** begin STORED DATA **

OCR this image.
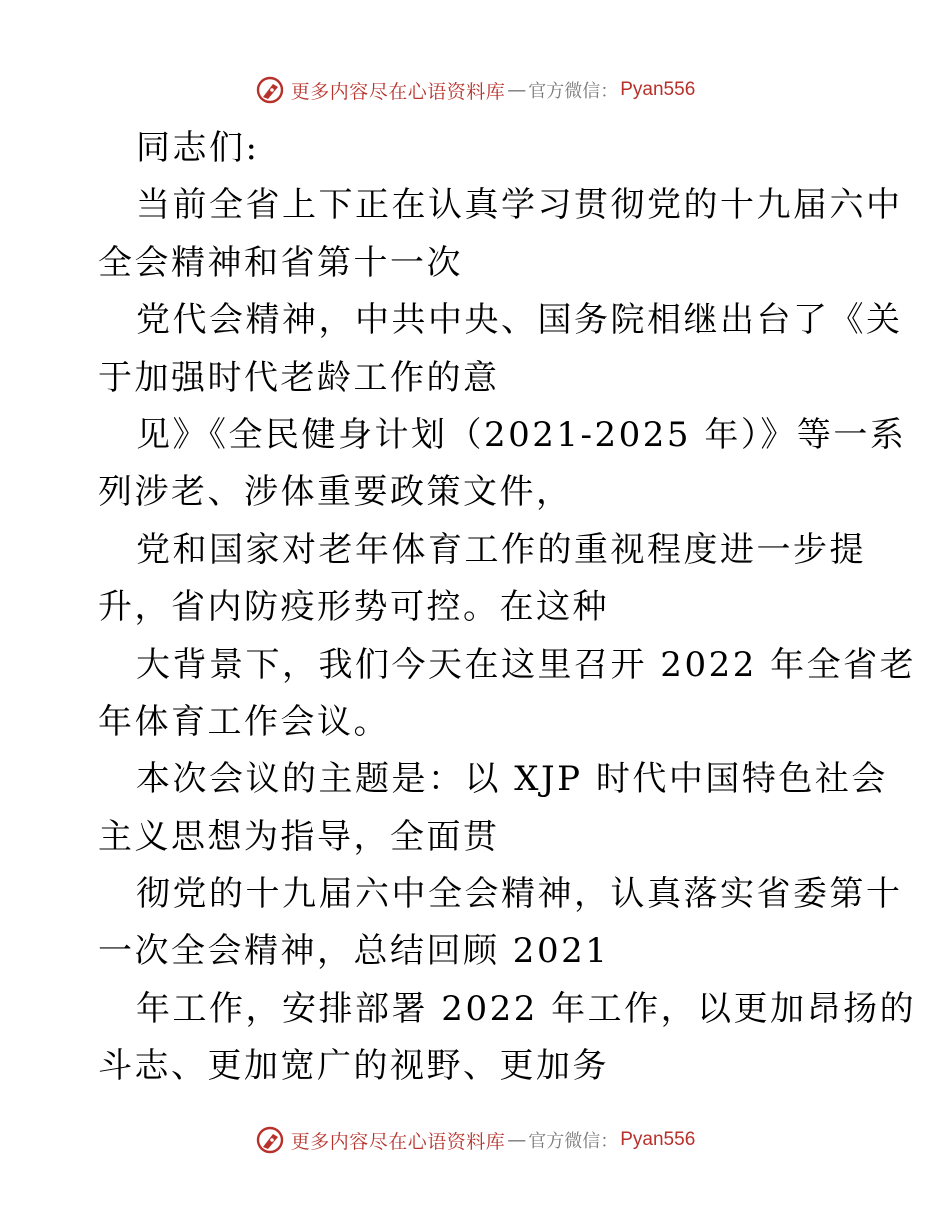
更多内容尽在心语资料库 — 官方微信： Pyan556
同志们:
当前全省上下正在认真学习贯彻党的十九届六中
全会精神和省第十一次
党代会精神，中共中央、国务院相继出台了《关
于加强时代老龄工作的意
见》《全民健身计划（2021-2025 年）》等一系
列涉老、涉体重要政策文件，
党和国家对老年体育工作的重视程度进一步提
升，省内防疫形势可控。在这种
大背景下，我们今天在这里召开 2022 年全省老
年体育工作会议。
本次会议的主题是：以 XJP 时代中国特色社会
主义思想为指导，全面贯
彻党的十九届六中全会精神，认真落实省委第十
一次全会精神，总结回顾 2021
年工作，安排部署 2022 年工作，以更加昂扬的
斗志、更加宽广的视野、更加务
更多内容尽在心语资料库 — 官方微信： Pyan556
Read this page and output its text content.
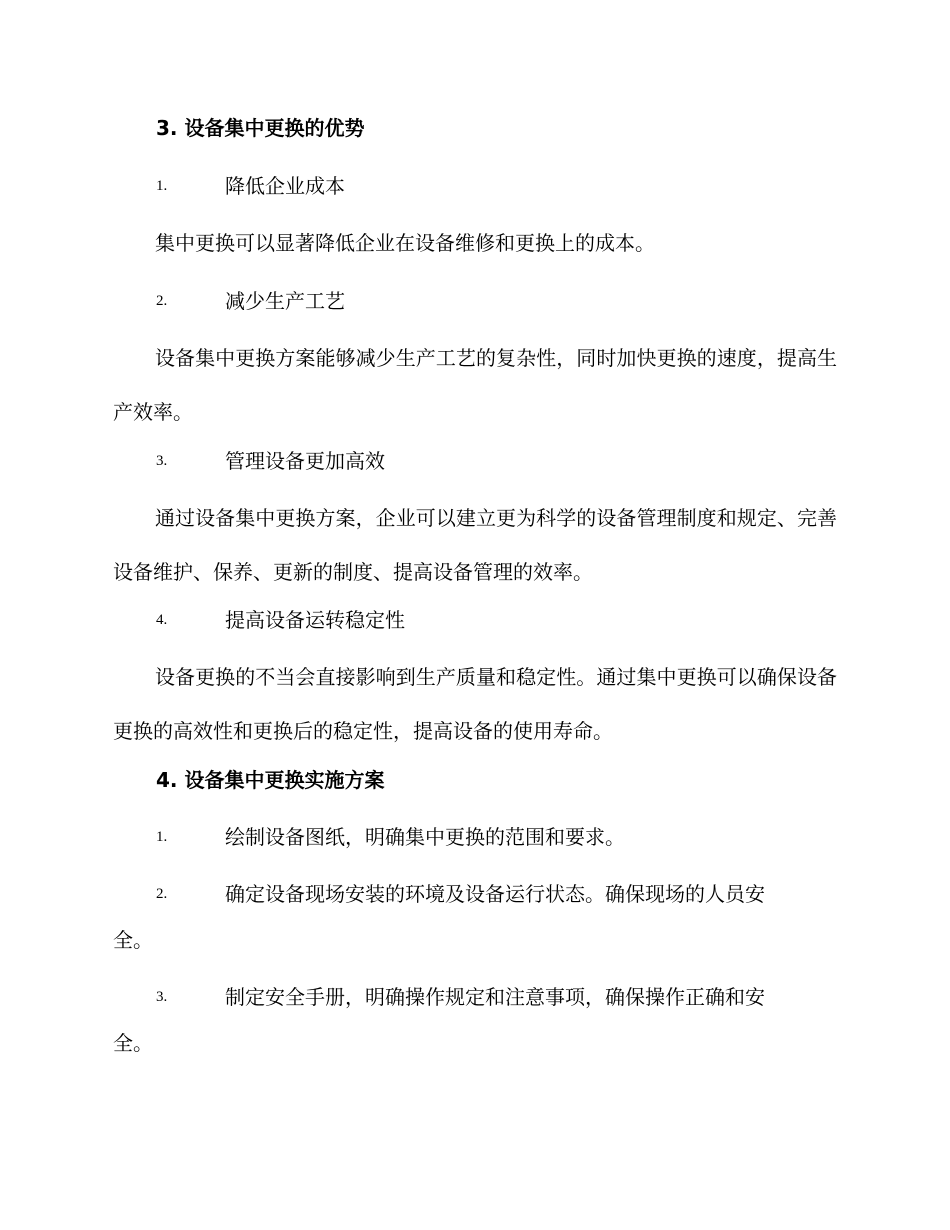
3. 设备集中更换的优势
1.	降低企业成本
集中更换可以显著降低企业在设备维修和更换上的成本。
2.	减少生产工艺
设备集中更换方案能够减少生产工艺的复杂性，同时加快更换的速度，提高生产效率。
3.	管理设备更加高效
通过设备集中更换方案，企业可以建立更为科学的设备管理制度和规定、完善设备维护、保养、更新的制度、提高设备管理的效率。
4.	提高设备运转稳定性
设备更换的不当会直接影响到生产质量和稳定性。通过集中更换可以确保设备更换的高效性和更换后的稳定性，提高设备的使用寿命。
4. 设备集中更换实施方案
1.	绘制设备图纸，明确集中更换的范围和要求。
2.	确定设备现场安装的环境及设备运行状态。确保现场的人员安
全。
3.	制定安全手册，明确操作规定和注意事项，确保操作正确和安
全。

** end STORED DATA **

» EXERCISE GOAL
Which lines in the data above contain "this"? Show each one.

» TASK OUTPUT
OCR this image.
Read this page and output its text content.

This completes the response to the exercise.